Selected passage:
Content starts
How often are you supposed to clean your reusable water bottle?

I'm sitting here at work, early in the morning, getting ready to get started for the day. I just looked at my water bottle and realized I have not washed it since November.

No. Vem. Ber.

What are my chances of survival? I use this bottle every day. It has now just occurred to me, 8 months later, that I should probably have it on some kind of cleaning rotation.

I just felt the inside of it. It feels like my face after all the sweat dries from a long run. It's supposed to have a smooth plastic feel. I also just noticed that there are currently somewhere in the vicinity of 270,000 fingerprints around the outside.

With hygiene habits like this, it's no wonder I've had my foot disease for 7 years.
Content ends
Document understanding data
Content starts
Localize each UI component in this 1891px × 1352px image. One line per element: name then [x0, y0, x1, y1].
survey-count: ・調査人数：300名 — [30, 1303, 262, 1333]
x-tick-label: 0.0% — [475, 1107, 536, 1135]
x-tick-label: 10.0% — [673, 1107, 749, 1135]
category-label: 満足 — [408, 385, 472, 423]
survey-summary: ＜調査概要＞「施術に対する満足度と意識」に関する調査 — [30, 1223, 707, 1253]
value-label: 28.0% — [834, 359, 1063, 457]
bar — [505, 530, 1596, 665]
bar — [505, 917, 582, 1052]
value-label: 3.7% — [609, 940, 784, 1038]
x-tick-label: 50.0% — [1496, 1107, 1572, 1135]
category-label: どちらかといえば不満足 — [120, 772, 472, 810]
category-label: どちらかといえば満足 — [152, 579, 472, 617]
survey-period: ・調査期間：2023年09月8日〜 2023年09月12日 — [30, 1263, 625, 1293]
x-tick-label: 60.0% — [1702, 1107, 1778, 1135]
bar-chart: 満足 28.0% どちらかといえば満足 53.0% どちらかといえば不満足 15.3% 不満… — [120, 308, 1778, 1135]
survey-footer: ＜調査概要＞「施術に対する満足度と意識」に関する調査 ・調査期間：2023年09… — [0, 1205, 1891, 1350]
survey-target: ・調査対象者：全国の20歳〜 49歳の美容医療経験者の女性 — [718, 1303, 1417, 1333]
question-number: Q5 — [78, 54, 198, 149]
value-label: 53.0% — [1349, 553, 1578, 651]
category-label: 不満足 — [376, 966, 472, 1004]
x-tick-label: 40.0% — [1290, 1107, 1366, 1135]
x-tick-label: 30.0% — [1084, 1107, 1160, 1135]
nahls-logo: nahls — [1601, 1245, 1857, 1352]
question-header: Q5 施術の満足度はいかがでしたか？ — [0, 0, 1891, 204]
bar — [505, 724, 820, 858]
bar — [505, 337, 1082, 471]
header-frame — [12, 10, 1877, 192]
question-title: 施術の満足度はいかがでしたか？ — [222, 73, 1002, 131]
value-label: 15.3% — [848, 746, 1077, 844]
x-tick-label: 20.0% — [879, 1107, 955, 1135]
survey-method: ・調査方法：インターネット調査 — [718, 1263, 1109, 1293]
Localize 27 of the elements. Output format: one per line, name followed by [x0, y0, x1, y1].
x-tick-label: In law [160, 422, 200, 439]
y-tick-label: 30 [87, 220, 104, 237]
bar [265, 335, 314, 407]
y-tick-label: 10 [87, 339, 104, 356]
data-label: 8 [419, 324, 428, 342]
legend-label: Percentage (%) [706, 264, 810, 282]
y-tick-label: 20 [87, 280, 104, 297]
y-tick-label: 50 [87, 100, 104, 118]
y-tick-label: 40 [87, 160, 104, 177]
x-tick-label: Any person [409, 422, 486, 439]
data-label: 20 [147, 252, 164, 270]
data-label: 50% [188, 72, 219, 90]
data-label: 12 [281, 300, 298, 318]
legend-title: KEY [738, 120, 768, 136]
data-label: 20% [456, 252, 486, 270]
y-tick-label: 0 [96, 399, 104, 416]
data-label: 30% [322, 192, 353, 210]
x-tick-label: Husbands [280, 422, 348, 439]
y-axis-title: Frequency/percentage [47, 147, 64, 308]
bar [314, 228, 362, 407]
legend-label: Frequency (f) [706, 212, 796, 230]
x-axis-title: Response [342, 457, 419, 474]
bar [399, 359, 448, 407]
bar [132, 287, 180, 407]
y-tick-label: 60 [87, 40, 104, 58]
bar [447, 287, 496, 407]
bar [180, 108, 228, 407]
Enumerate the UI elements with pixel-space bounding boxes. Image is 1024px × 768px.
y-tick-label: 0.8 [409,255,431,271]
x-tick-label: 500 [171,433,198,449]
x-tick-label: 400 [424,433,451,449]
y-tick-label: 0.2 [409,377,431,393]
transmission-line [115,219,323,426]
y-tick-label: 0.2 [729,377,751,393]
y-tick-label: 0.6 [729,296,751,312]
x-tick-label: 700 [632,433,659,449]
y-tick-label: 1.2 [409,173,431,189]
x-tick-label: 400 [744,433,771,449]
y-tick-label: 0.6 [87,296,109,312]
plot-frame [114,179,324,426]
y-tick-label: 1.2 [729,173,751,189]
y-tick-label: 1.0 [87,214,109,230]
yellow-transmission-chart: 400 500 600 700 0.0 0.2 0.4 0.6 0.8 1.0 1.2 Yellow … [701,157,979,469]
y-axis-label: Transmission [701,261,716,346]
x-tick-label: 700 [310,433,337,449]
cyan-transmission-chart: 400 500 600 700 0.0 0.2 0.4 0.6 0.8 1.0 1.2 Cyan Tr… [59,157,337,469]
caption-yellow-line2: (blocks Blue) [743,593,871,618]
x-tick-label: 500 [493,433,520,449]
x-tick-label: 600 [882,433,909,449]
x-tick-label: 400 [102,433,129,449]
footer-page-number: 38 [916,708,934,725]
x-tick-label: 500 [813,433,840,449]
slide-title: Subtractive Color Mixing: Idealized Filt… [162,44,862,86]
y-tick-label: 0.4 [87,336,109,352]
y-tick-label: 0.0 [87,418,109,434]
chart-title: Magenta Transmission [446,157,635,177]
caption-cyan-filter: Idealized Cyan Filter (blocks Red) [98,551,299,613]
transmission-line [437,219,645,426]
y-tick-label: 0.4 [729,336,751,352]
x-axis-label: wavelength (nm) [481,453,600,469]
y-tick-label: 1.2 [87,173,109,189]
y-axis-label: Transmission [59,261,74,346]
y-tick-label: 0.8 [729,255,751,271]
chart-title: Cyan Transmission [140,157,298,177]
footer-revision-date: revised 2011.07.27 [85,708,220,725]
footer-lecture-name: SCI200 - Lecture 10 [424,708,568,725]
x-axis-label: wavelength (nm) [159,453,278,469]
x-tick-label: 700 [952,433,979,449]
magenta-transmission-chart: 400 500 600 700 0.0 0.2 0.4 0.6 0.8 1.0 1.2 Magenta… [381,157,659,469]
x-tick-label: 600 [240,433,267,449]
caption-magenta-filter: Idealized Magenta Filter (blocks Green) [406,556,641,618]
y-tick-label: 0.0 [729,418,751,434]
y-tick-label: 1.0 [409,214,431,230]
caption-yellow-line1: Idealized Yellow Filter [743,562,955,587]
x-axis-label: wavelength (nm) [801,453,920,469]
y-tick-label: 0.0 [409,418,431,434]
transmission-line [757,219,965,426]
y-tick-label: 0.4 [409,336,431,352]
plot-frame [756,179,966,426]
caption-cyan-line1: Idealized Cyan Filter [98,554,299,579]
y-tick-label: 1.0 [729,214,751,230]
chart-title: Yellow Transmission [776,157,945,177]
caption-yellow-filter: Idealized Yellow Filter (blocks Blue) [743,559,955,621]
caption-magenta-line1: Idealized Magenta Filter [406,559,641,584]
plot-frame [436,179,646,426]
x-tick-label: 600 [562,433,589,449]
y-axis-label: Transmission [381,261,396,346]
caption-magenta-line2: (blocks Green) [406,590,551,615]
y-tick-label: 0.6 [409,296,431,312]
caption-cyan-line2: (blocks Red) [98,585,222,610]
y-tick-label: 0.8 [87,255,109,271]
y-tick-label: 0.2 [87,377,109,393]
Content ends
Your tasks:
1 - According to the water bottle post, what leads the writer to decide the bottle should be on a cleaning rotation?
2 - Resume the water bottle post after its final sentence.

Expected results:
1 - The writer uses the bottle every day and has not washed it since November, which is eight months. That prompts the realization that it should probably be cleaned on some kind of schedule.

2 -
I'm thinking about my water bottle right now because I'm trying to re hydrate after Tuesday's miserable attempt to "run" the Deseret News Marathon in Salt Lake City. I may have mentioned at some point, although I can't remember now whether I did, that I tried to do an Ironman earlier this year. I even trained for it. It didn't go well. Long story short, when I think of that day now I usually pee a little.

So recently both Daniel and I decided that we ought to complete a marathon this year so we could feel accomplished in something. And before we knew it, we had signed up for the Deseret News Marathon, which falls on Pioneer Day.

Pioneer Day is a true, real, holiday in Utah. And Salt Lake City shuts the hell down on Pioneer Day. Every shop, bank, business, etc. Closed. It's our time to proudly celebrate the day the Mormon pioneers made it into the Salt Lake Valley.

A little history lesson behind the settlement of Salt Lake City: people hated the Mormons (probably because of their veggie jello). The pioneers went west to survive. They got to Salt Lake and Brigham Young was all like, "I know it smells like rotting bodies, but let's kick it here." The pioneers irrigated the entire state of Utah and eventually made way for Cafe Rio.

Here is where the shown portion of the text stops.